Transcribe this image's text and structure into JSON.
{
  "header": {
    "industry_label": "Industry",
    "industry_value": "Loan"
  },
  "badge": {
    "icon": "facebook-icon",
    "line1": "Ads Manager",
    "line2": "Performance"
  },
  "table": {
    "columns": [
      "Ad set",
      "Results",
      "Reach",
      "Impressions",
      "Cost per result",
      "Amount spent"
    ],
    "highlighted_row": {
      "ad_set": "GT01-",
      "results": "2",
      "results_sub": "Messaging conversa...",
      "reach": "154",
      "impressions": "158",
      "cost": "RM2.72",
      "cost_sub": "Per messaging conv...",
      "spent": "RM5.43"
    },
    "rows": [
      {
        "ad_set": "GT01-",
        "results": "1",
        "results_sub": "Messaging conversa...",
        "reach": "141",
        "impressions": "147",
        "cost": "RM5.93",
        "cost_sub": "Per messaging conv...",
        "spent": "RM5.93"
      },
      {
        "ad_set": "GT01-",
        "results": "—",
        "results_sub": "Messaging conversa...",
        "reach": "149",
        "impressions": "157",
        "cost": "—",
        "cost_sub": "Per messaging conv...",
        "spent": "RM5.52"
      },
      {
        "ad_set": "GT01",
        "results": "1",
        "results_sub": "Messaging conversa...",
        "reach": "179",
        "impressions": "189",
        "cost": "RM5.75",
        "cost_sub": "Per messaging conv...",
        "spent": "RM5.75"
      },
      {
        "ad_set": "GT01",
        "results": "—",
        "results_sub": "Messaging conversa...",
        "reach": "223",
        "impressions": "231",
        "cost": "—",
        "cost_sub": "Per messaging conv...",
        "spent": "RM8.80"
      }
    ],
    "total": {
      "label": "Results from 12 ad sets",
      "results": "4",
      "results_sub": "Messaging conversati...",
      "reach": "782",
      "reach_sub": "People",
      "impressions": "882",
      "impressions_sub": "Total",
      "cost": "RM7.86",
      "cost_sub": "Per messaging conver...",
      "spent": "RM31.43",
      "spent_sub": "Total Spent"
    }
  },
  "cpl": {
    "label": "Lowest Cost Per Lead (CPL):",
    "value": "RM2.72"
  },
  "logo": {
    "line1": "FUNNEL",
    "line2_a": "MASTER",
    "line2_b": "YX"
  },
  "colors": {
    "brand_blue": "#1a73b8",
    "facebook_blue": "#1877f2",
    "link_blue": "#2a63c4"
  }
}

...

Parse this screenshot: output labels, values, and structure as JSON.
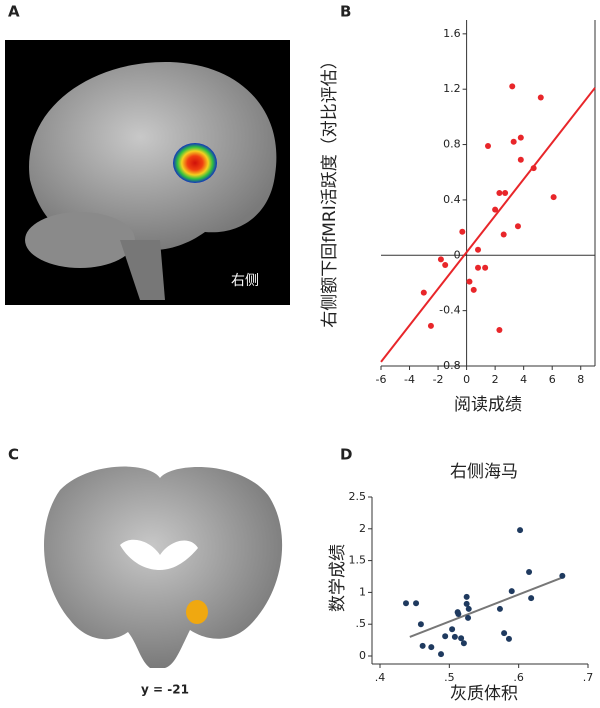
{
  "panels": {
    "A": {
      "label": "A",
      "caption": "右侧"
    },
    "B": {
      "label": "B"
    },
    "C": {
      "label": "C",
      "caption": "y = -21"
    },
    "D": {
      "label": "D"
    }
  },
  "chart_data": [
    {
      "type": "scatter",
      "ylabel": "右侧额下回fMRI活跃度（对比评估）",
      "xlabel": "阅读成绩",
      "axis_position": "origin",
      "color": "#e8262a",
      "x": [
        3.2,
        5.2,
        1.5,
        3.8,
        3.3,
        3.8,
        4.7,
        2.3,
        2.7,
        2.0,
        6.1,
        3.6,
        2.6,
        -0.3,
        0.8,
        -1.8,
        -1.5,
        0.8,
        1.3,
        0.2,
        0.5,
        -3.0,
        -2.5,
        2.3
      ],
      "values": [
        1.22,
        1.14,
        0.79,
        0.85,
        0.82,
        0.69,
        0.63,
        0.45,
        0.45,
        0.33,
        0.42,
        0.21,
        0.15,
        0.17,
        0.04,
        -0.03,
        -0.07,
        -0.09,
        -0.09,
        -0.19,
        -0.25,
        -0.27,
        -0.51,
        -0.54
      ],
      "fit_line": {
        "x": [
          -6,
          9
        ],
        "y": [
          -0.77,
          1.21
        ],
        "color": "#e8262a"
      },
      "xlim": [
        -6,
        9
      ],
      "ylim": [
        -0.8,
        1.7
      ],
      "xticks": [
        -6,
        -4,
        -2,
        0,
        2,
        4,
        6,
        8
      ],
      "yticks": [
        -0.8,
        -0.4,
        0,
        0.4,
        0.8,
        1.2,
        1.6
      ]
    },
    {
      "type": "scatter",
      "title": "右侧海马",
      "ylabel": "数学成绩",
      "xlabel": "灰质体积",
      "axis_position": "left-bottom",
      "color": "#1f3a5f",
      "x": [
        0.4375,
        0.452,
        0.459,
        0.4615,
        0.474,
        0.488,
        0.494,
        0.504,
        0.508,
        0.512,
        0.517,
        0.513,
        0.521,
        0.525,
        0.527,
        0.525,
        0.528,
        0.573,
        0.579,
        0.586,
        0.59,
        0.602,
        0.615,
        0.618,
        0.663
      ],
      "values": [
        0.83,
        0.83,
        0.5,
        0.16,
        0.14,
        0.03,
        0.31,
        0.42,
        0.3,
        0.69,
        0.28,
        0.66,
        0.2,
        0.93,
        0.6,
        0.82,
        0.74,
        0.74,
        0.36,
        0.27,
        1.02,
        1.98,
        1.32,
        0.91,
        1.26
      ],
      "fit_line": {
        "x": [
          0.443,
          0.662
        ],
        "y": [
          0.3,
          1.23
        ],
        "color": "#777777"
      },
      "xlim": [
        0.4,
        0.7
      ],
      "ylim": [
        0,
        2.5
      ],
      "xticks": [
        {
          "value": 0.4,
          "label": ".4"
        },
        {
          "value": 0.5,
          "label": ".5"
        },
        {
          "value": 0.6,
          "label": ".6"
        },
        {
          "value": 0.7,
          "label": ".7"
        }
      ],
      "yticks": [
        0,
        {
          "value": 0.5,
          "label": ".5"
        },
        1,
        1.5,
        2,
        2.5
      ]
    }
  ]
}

> **Task brief**
Copy out all lines above that include the string "this".

> **Correct response**
Transcribe this image's text and structure into JSON.
Parse this screenshot: output labels, values, and structure as JSON.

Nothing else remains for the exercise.